## Begin
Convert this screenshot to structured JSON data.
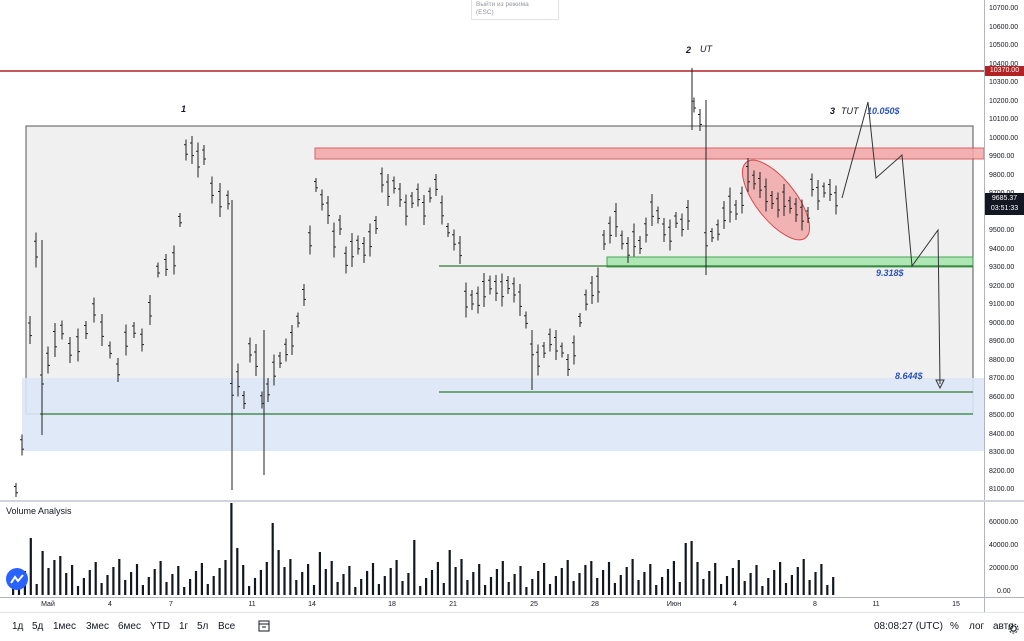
{
  "exit_fullscreen": {
    "line1": "Выйти из режима",
    "line2": "(ESC)"
  },
  "annotations": {
    "wave1": "1",
    "wave2": "2",
    "ut": "UT",
    "wave3": "3",
    "tut": "TUT",
    "target_top": "10.050$",
    "target_mid": "9.318$",
    "target_low": "8.644$"
  },
  "price_scale": {
    "ticks": [
      "10700.00",
      "10600.00",
      "10500.00",
      "10400.00",
      "10300.00",
      "10200.00",
      "10100.00",
      "10000.00",
      "9900.00",
      "9800.00",
      "9700.00",
      "9600.00",
      "9500.00",
      "9400.00",
      "9300.00",
      "9200.00",
      "9100.00",
      "9000.00",
      "8900.00",
      "8800.00",
      "8700.00",
      "8600.00",
      "8500.00",
      "8400.00",
      "8300.00",
      "8200.00",
      "8100.00"
    ],
    "red_line_label": "10370.00",
    "last_price": "9685.37",
    "countdown": "03:51:33"
  },
  "volume": {
    "title": "Volume Analysis",
    "ticks": [
      "60000.00",
      "40000.00",
      "20000.00",
      "0.00"
    ]
  },
  "time_axis": {
    "labels": [
      "Май",
      "4",
      "7",
      "11",
      "14",
      "18",
      "21",
      "25",
      "28",
      "Июн",
      "4",
      "8",
      "11",
      "15"
    ]
  },
  "range_buttons": [
    "1д",
    "5д",
    "1мес",
    "3мес",
    "6мес",
    "YTD",
    "1г",
    "5л",
    "Все"
  ],
  "bottom_bar": {
    "clock": "08:08:27 (UTC)",
    "percent": "%",
    "log": "лог",
    "auto": "авто"
  },
  "colors": {
    "red_line": "#b22222",
    "resistance_zone": "#f4a6a8",
    "support_zone": "#a8e6b0",
    "range_box": "#f0f0f0",
    "demand_zone": "#dde7f7",
    "accent": "#2962ff"
  },
  "icons": {
    "logo": "tradingview-logo-icon",
    "date_range": "calendar-range-icon",
    "settings": "gear-icon"
  }
}
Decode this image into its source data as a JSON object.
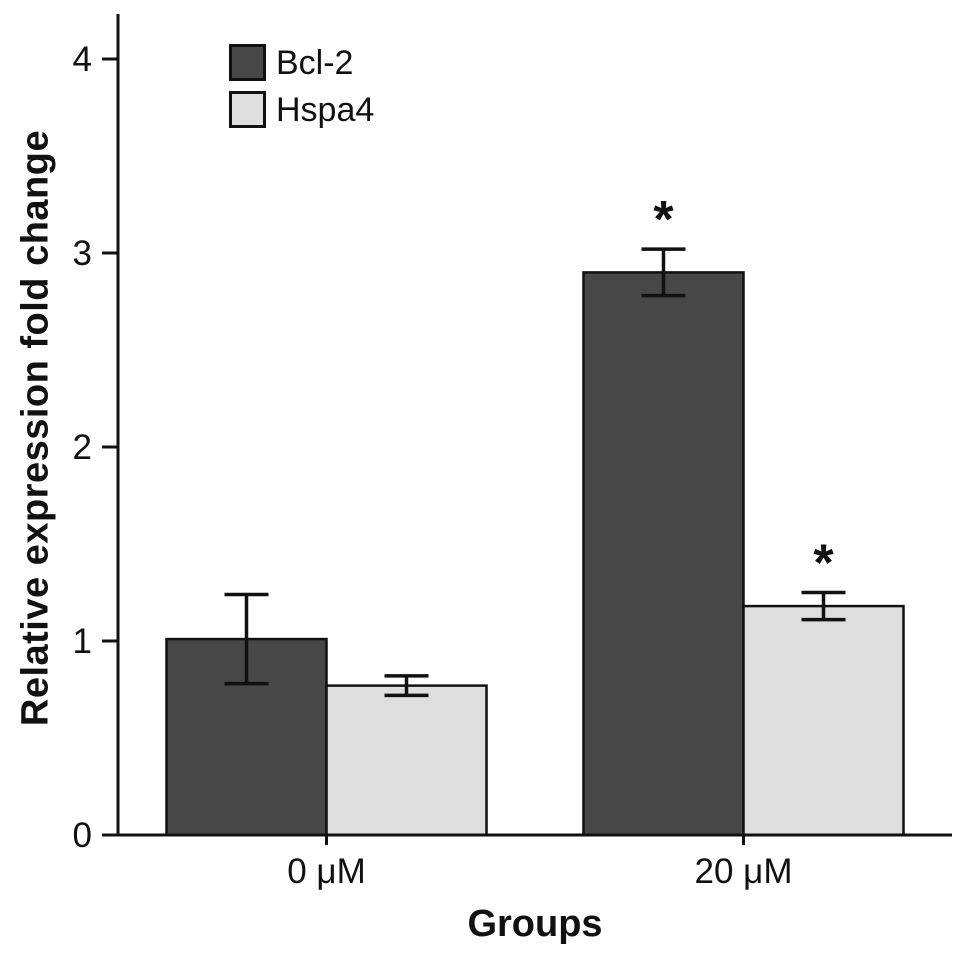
{
  "chart_data": {
    "type": "bar",
    "title": "",
    "xlabel": "Groups",
    "ylabel": "Relative expression fold change",
    "categories": [
      "0 μM",
      "20 μM"
    ],
    "series": [
      {
        "name": "Bcl-2",
        "color": "#474747",
        "values": [
          1.01,
          2.9
        ],
        "errors": [
          0.23,
          0.12
        ],
        "annotations": [
          "",
          "*"
        ]
      },
      {
        "name": "Hspa4",
        "color": "#dedede",
        "values": [
          0.77,
          1.18
        ],
        "errors": [
          0.05,
          0.07
        ],
        "annotations": [
          "",
          "*"
        ]
      }
    ],
    "ylim": [
      0,
      4
    ],
    "yticks": [
      0,
      1,
      2,
      3,
      4
    ],
    "legend_position": "top-left",
    "grid": false,
    "axis_color": "#111111"
  }
}
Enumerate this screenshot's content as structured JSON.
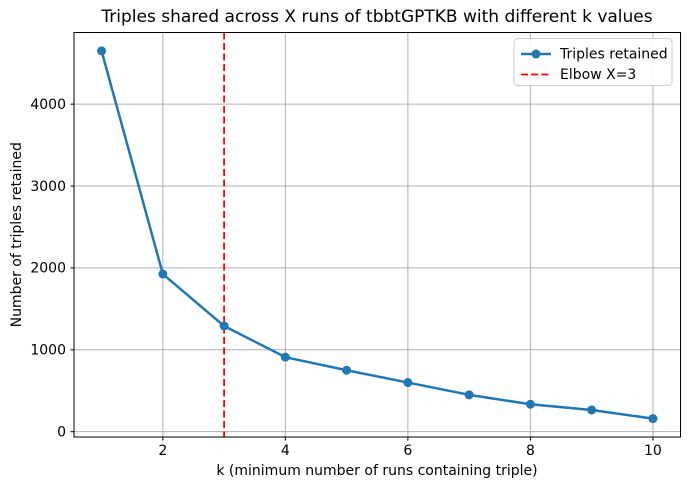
{
  "chart_data": {
    "type": "line",
    "title": "Triples shared across X runs of tbbtGPTKB with different k values",
    "xlabel": "k (minimum number of runs containing triple)",
    "ylabel": "Number of triples retained",
    "x": [
      1,
      2,
      3,
      4,
      5,
      6,
      7,
      8,
      9,
      10
    ],
    "series": [
      {
        "name": "Triples retained",
        "values": [
          4650,
          1925,
          1290,
          910,
          750,
          600,
          450,
          335,
          265,
          160
        ],
        "color": "#1f77b4",
        "marker": "circle",
        "line_style": "solid"
      }
    ],
    "vline": {
      "name": "Elbow X=3",
      "x": 3,
      "color": "#ff0000",
      "line_style": "dashed"
    },
    "xticks": [
      2,
      4,
      6,
      8,
      10
    ],
    "yticks": [
      0,
      1000,
      2000,
      3000,
      4000
    ],
    "xlim": [
      0.55,
      10.45
    ],
    "ylim": [
      -65,
      4875
    ],
    "grid": true,
    "legend_position": "upper right",
    "legend": [
      "Triples retained",
      "Elbow X=3"
    ]
  },
  "colors": {
    "series_blue": "#1f77b4",
    "elbow_red": "#ff0000",
    "grid_gray": "#b0b0b0",
    "legend_border": "#cccccc"
  }
}
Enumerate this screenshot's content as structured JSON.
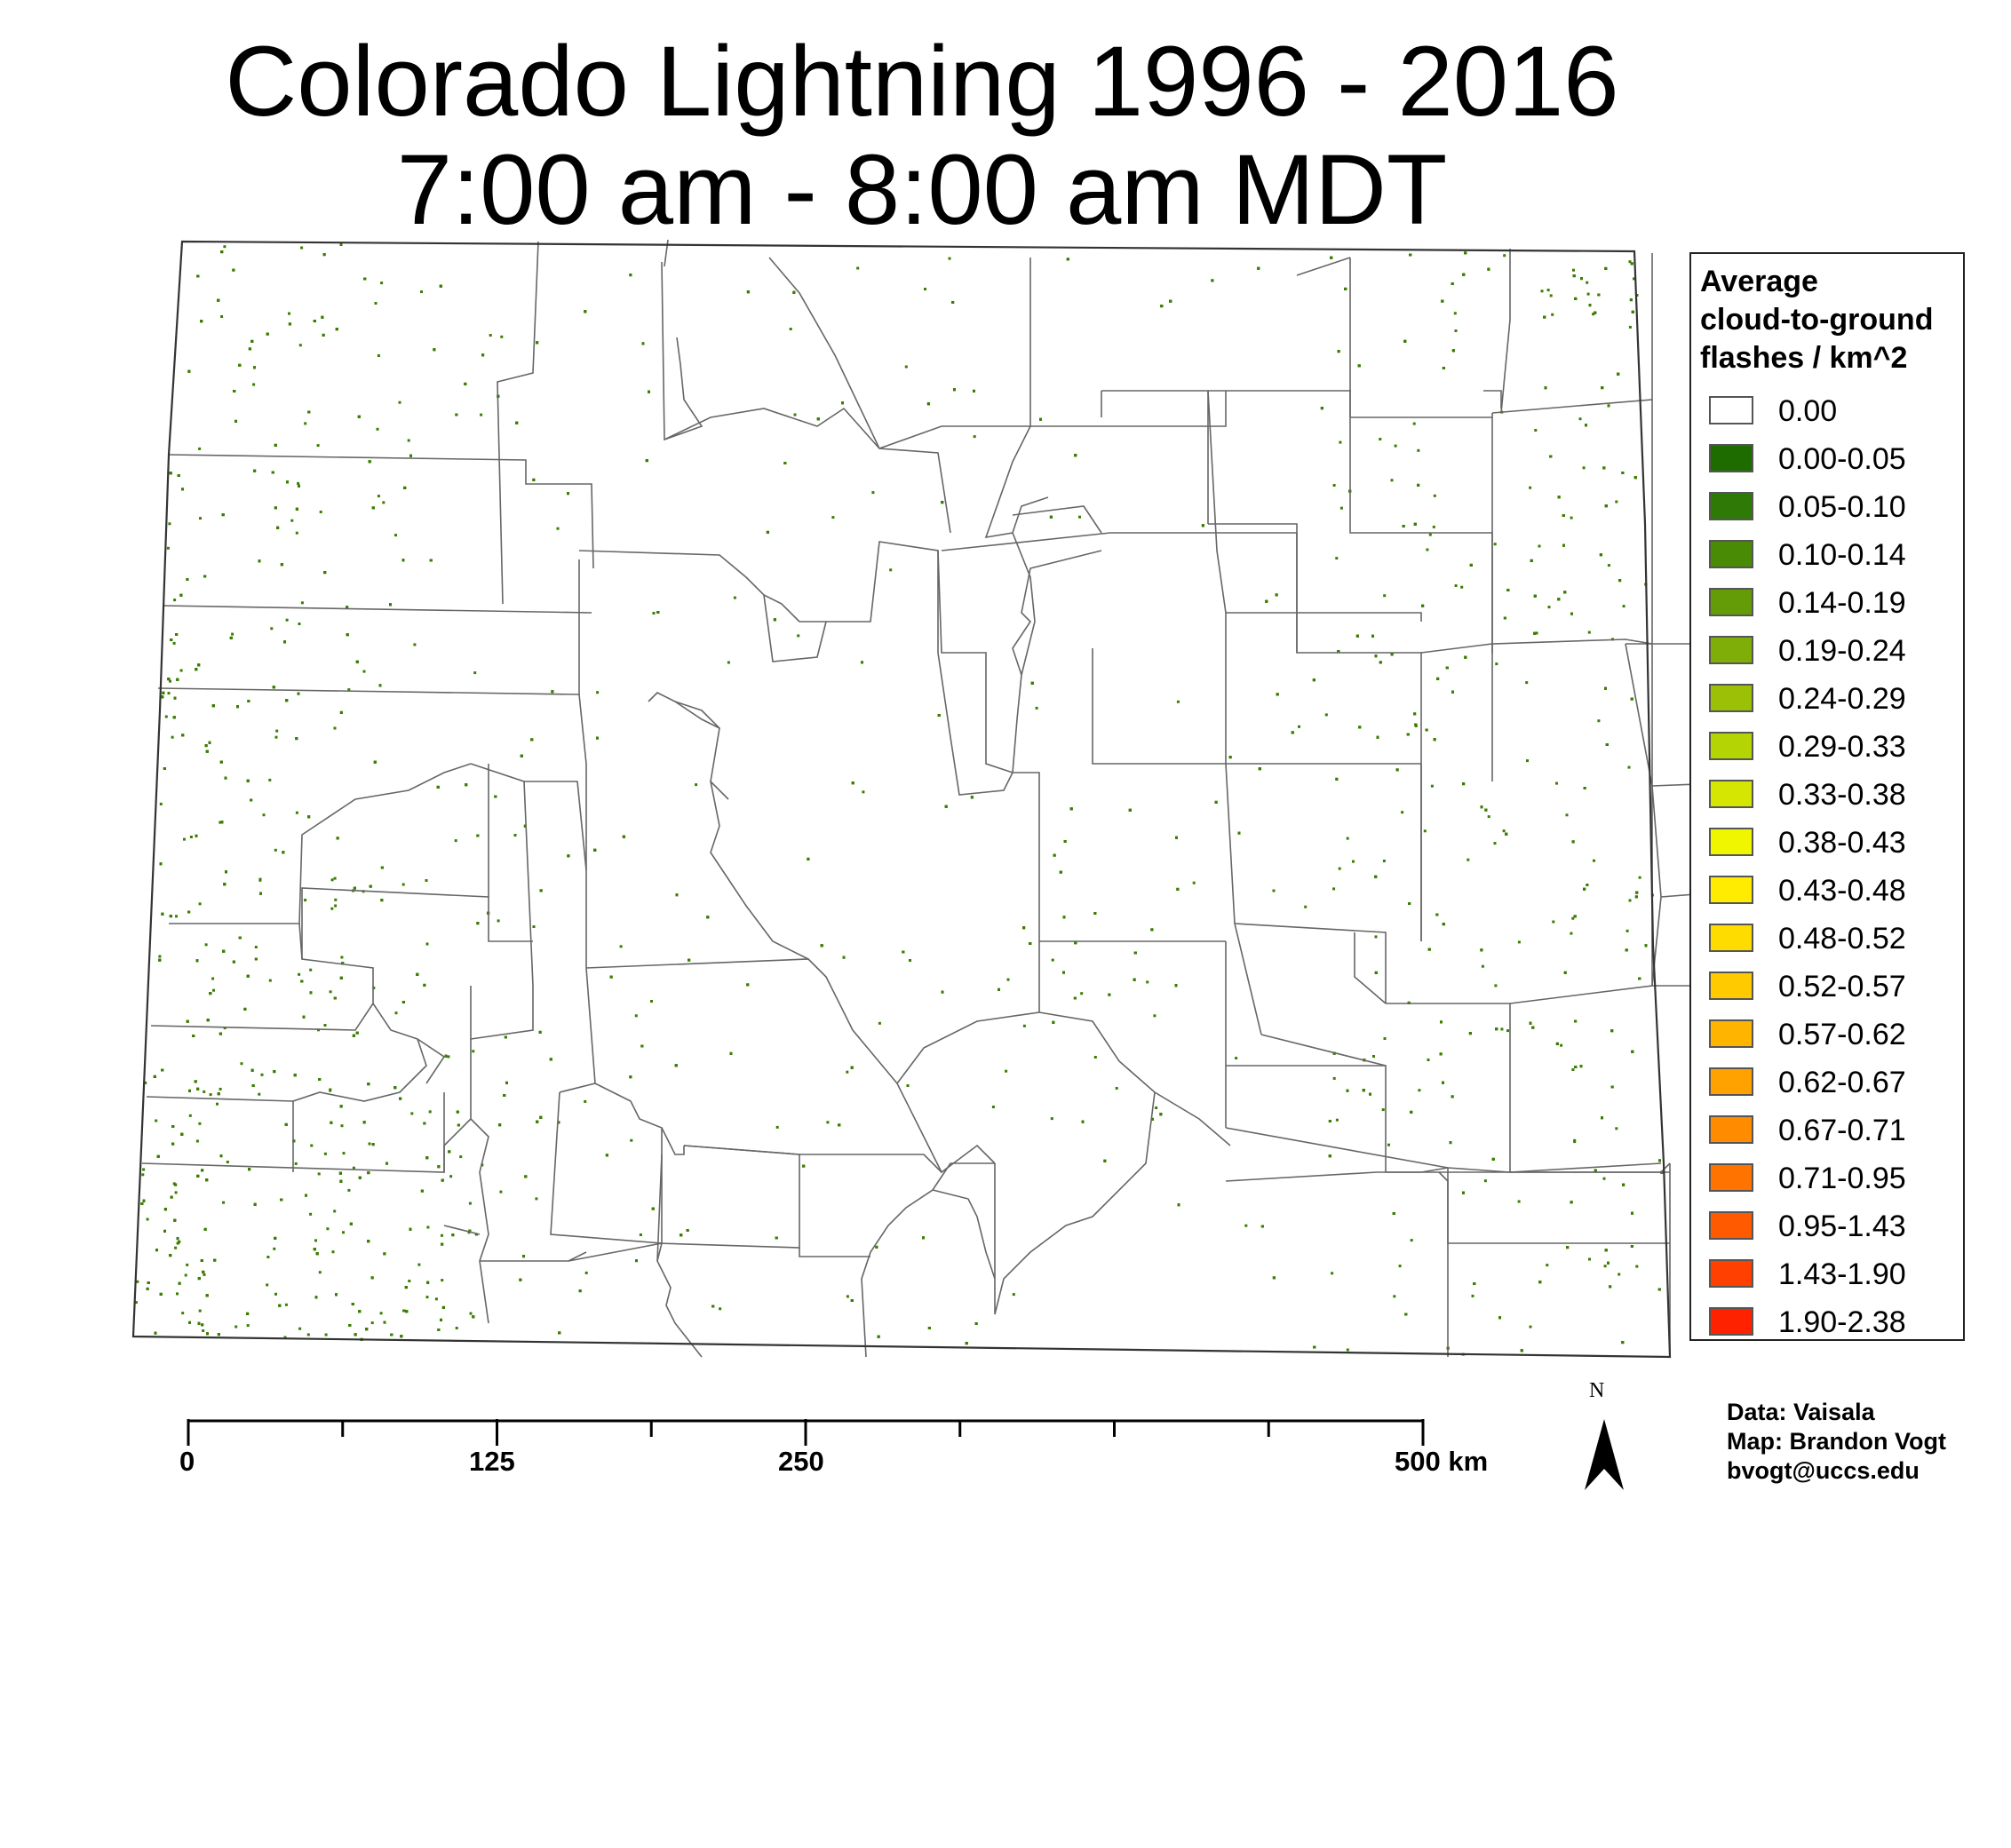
{
  "title": {
    "line1": "Colorado Lightning 1996 - 2016",
    "line2": "7:00 am - 8:00 am MDT"
  },
  "legend": {
    "title_lines": [
      "Average",
      "cloud-to-ground",
      "flashes / km^2"
    ],
    "classes": [
      {
        "label": "0.00",
        "color": "#ffffff"
      },
      {
        "label": "0.00-0.05",
        "color": "#1e6b00"
      },
      {
        "label": "0.05-0.10",
        "color": "#2f7a06"
      },
      {
        "label": "0.10-0.14",
        "color": "#4a8b06"
      },
      {
        "label": "0.14-0.19",
        "color": "#649c08"
      },
      {
        "label": "0.19-0.24",
        "color": "#7fae08"
      },
      {
        "label": "0.24-0.29",
        "color": "#9bc006"
      },
      {
        "label": "0.29-0.33",
        "color": "#b5d404"
      },
      {
        "label": "0.33-0.38",
        "color": "#d4e602"
      },
      {
        "label": "0.38-0.43",
        "color": "#f0f500"
      },
      {
        "label": "0.43-0.48",
        "color": "#ffec00"
      },
      {
        "label": "0.48-0.52",
        "color": "#ffdc00"
      },
      {
        "label": "0.52-0.57",
        "color": "#ffca00"
      },
      {
        "label": "0.57-0.62",
        "color": "#ffb400"
      },
      {
        "label": "0.62-0.67",
        "color": "#ffa200"
      },
      {
        "label": "0.67-0.71",
        "color": "#ff8c00"
      },
      {
        "label": "0.71-0.95",
        "color": "#ff7400"
      },
      {
        "label": "0.95-1.43",
        "color": "#ff5a00"
      },
      {
        "label": "1.43-1.90",
        "color": "#ff4000"
      },
      {
        "label": "1.90-2.38",
        "color": "#ff2200"
      }
    ]
  },
  "scale_bar": {
    "labels": [
      "0",
      "125",
      "250",
      "500 km"
    ]
  },
  "north_arrow": {
    "label": "N"
  },
  "credits": {
    "data": "Data: Vaisala",
    "map": "Map: Brandon Vogt",
    "email": "bvogt@uccs.edu"
  },
  "colors": {
    "flash_dot": "#3a7d00",
    "boundary": "#555555"
  }
}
## End
Reproduce all of the material above word for word. Omit the pictures.

■ **Answer below**:
Convert this screenshot to structured JSON data.
{
  "exit_fullscreen": {
    "line1": "Выйти из режима",
    "line2": "(ESC)"
  },
  "annotations": {
    "wave1": "1",
    "wave2": "2",
    "ut": "UT",
    "wave3": "3",
    "tut": "TUT",
    "target_top": "10.050$",
    "target_mid": "9.318$",
    "target_low": "8.644$"
  },
  "price_scale": {
    "ticks": [
      "10700.00",
      "10600.00",
      "10500.00",
      "10400.00",
      "10300.00",
      "10200.00",
      "10100.00",
      "10000.00",
      "9900.00",
      "9800.00",
      "9700.00",
      "9600.00",
      "9500.00",
      "9400.00",
      "9300.00",
      "9200.00",
      "9100.00",
      "9000.00",
      "8900.00",
      "8800.00",
      "8700.00",
      "8600.00",
      "8500.00",
      "8400.00",
      "8300.00",
      "8200.00",
      "8100.00"
    ],
    "red_line_label": "10370.00",
    "last_price": "9685.37",
    "countdown": "03:51:33"
  },
  "volume": {
    "title": "Volume Analysis",
    "ticks": [
      "60000.00",
      "40000.00",
      "20000.00",
      "0.00"
    ]
  },
  "time_axis": {
    "labels": [
      "Май",
      "4",
      "7",
      "11",
      "14",
      "18",
      "21",
      "25",
      "28",
      "Июн",
      "4",
      "8",
      "11",
      "15"
    ]
  },
  "range_buttons": [
    "1д",
    "5д",
    "1мес",
    "3мес",
    "6мес",
    "YTD",
    "1г",
    "5л",
    "Все"
  ],
  "bottom_bar": {
    "clock": "08:08:27 (UTC)",
    "percent": "%",
    "log": "лог",
    "auto": "авто"
  },
  "colors": {
    "red_line": "#b22222",
    "resistance_zone": "#f4a6a8",
    "support_zone": "#a8e6b0",
    "range_box": "#f0f0f0",
    "demand_zone": "#dde7f7",
    "accent": "#2962ff"
  },
  "icons": {
    "logo": "tradingview-logo-icon",
    "date_range": "calendar-range-icon",
    "settings": "gear-icon"
  }
}
Decode this image into its source data as a JSON object.
{
  "chart_data": {
    "type": "bar",
    "title": "",
    "xlabel": "Groups",
    "ylabel": "Relative expression fold change",
    "categories": [
      "0 μM",
      "20 μM"
    ],
    "series": [
      {
        "name": "Bcl-2",
        "color": "#474747",
        "values": [
          1.01,
          2.9
        ],
        "errors": [
          0.23,
          0.12
        ],
        "annotations": [
          "",
          "*"
        ]
      },
      {
        "name": "Hspa4",
        "color": "#dedede",
        "values": [
          0.77,
          1.18
        ],
        "errors": [
          0.05,
          0.07
        ],
        "annotations": [
          "",
          "*"
        ]
      }
    ],
    "ylim": [
      0,
      4
    ],
    "yticks": [
      0,
      1,
      2,
      3,
      4
    ],
    "legend_position": "top-left",
    "grid": false,
    "axis_color": "#111111"
  }
}
Enumerate this screenshot's content as structured JSON.
{
  "chart_data": {
    "type": "line",
    "title": "Triples shared across X runs of tbbtGPTKB with different k values",
    "xlabel": "k (minimum number of runs containing triple)",
    "ylabel": "Number of triples retained",
    "x": [
      1,
      2,
      3,
      4,
      5,
      6,
      7,
      8,
      9,
      10
    ],
    "series": [
      {
        "name": "Triples retained",
        "values": [
          4650,
          1925,
          1290,
          910,
          750,
          600,
          450,
          335,
          265,
          160
        ],
        "color": "#1f77b4",
        "marker": "circle",
        "line_style": "solid"
      }
    ],
    "vline": {
      "name": "Elbow X=3",
      "x": 3,
      "color": "#ff0000",
      "line_style": "dashed"
    },
    "xticks": [
      2,
      4,
      6,
      8,
      10
    ],
    "yticks": [
      0,
      1000,
      2000,
      3000,
      4000
    ],
    "xlim": [
      0.55,
      10.45
    ],
    "ylim": [
      -65,
      4875
    ],
    "grid": true,
    "legend_position": "upper right",
    "legend": [
      "Triples retained",
      "Elbow X=3"
    ]
  },
  "colors": {
    "series_blue": "#1f77b4",
    "elbow_red": "#ff0000",
    "grid_gray": "#b0b0b0",
    "legend_border": "#cccccc"
  }
}
Enumerate this screenshot's content as structured JSON.
{
  "title": {
    "line1": "Colorado Lightning 1996 - 2016",
    "line2": "7:00 am - 8:00 am MDT"
  },
  "legend": {
    "title_lines": [
      "Average",
      "cloud-to-ground",
      "flashes / km^2"
    ],
    "classes": [
      {
        "label": "0.00",
        "color": "#ffffff"
      },
      {
        "label": "0.00-0.05",
        "color": "#1e6b00"
      },
      {
        "label": "0.05-0.10",
        "color": "#2f7a06"
      },
      {
        "label": "0.10-0.14",
        "color": "#4a8b06"
      },
      {
        "label": "0.14-0.19",
        "color": "#649c08"
      },
      {
        "label": "0.19-0.24",
        "color": "#7fae08"
      },
      {
        "label": "0.24-0.29",
        "color": "#9bc006"
      },
      {
        "label": "0.29-0.33",
        "color": "#b5d404"
      },
      {
        "label": "0.33-0.38",
        "color": "#d4e602"
      },
      {
        "label": "0.38-0.43",
        "color": "#f0f500"
      },
      {
        "label": "0.43-0.48",
        "color": "#ffec00"
      },
      {
        "label": "0.48-0.52",
        "color": "#ffdc00"
      },
      {
        "label": "0.52-0.57",
        "color": "#ffca00"
      },
      {
        "label": "0.57-0.62",
        "color": "#ffb400"
      },
      {
        "label": "0.62-0.67",
        "color": "#ffa200"
      },
      {
        "label": "0.67-0.71",
        "color": "#ff8c00"
      },
      {
        "label": "0.71-0.95",
        "color": "#ff7400"
      },
      {
        "label": "0.95-1.43",
        "color": "#ff5a00"
      },
      {
        "label": "1.43-1.90",
        "color": "#ff4000"
      },
      {
        "label": "1.90-2.38",
        "color": "#ff2200"
      }
    ]
  },
  "scale_bar": {
    "labels": [
      "0",
      "125",
      "250",
      "500 km"
    ]
  },
  "north_arrow": {
    "label": "N"
  },
  "credits": {
    "data": "Data: Vaisala",
    "map": "Map: Brandon Vogt",
    "email": "bvogt@uccs.edu"
  },
  "colors": {
    "flash_dot": "#3a7d00",
    "boundary": "#555555"
  }
}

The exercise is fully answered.